● What you should do: Every record must appear in your copy exactly as written, with no pictures.

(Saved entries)
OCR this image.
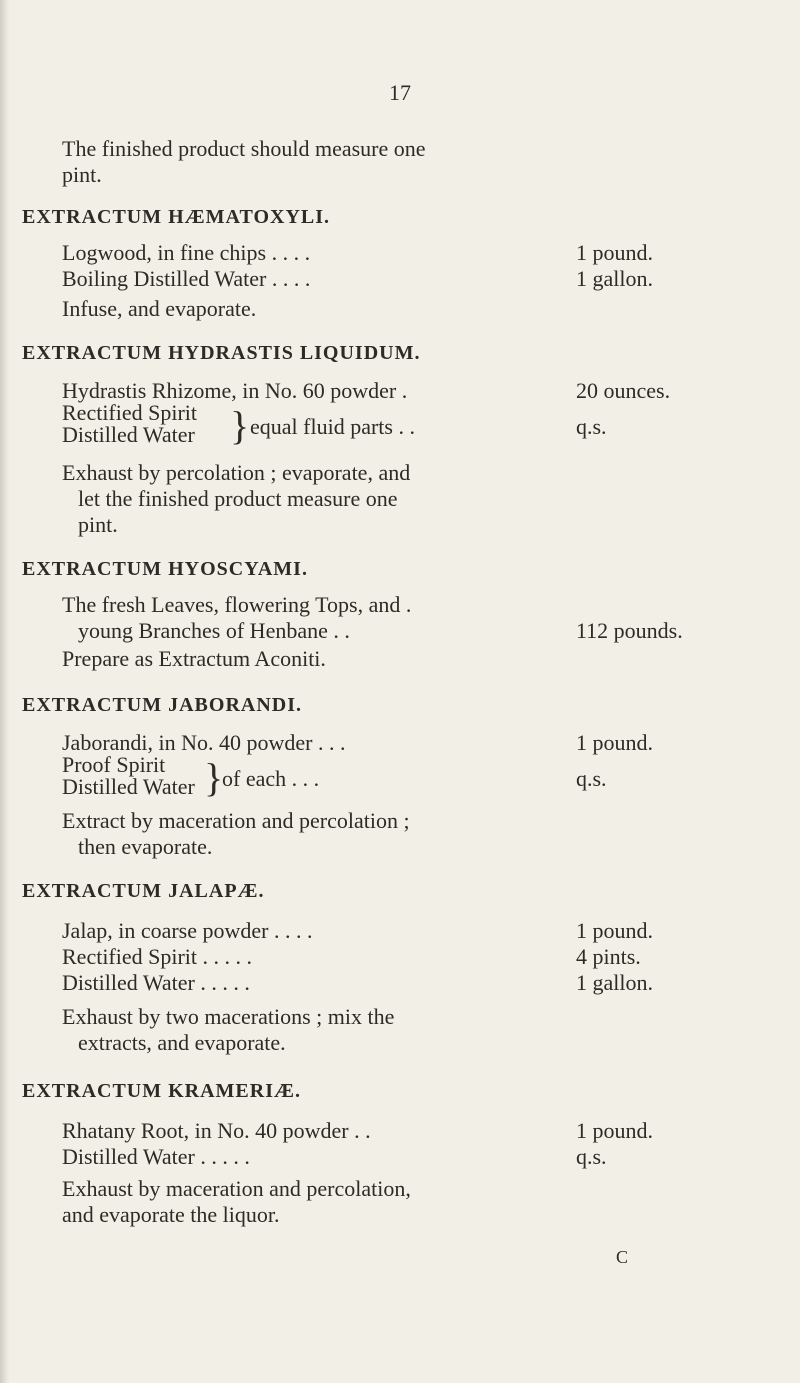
17
The finished product should measure one
pint.
EXTRACTUM HÆMATOXYLI.
Logwood, in fine chips . . . .	1 pound.
Boiling Distilled Water . . . .	1 gallon.
Infuse, and evaporate.
EXTRACTUM HYDRASTIS LIQUIDUM.
Hydrastis Rhizome, in No. 60 powder .	20 ounces.
Rectified Spirit
Distilled Water } equal fluid parts . .	q.s.
Exhaust by percolation ; evaporate, and
let the finished product measure one
pint.
EXTRACTUM HYOSCYAMI.
The fresh Leaves, flowering Tops, and .
young Branches of Henbane . .	112 pounds.
Prepare as Extractum Aconiti.
EXTRACTUM JABORANDI.
Jaborandi, in No. 40 powder . . .	1 pound.
Proof Spirit
Distilled Water }
of each . . .	q.s.
Extract by maceration and percolation ;
then evaporate.
EXTRACTUM JALAPÆ.
Jalap, in coarse powder . . . .	1 pound.
Rectified Spirit . . . . .	4 pints.
Distilled Water . . . . .	1 gallon.
Exhaust by two macerations ; mix the
extracts, and evaporate.
EXTRACTUM KRAMERIÆ.
Rhatany Root, in No. 40 powder . .	1 pound.
Distilled Water . . . . .	q.s.
Exhaust by maceration and percolation,
and evaporate the liquor.
C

● Solution to this problem:
OCR this image.
17
The finished product should measure one
pint.
EXTRACTUM HÆMATOXYLI.
Logwood, in fine chips . . . .	1 pound.
Boiling Distilled Water . . . .	1 gallon.
Infuse, and evaporate.
EXTRACTUM HYDRASTIS LIQUIDUM.
Hydrastis Rhizome, in No. 60 powder .	20 ounces.
Rectified Spirit
Distilled Water } equal fluid parts . .	q.s.
Exhaust by percolation ; evaporate, and
let the finished product measure one
pint.
EXTRACTUM HYOSCYAMI.
The fresh Leaves, flowering Tops, and .
young Branches of Henbane . .	112 pounds.
Prepare as Extractum Aconiti.
EXTRACTUM JABORANDI.
Jaborandi, in No. 40 powder . . .	1 pound.
Proof Spirit
Distilled Water }
of each . . .	q.s.
Extract by maceration and percolation ;
then evaporate.
EXTRACTUM JALAPÆ.
Jalap, in coarse powder . . . .	1 pound.
Rectified Spirit . . . . .	4 pints.
Distilled Water . . . . .	1 gallon.
Exhaust by two macerations ; mix the
extracts, and evaporate.
EXTRACTUM KRAMERIÆ.
Rhatany Root, in No. 40 powder . .	1 pound.
Distilled Water . . . . .	q.s.
Exhaust by maceration and percolation,
and evaporate the liquor.
C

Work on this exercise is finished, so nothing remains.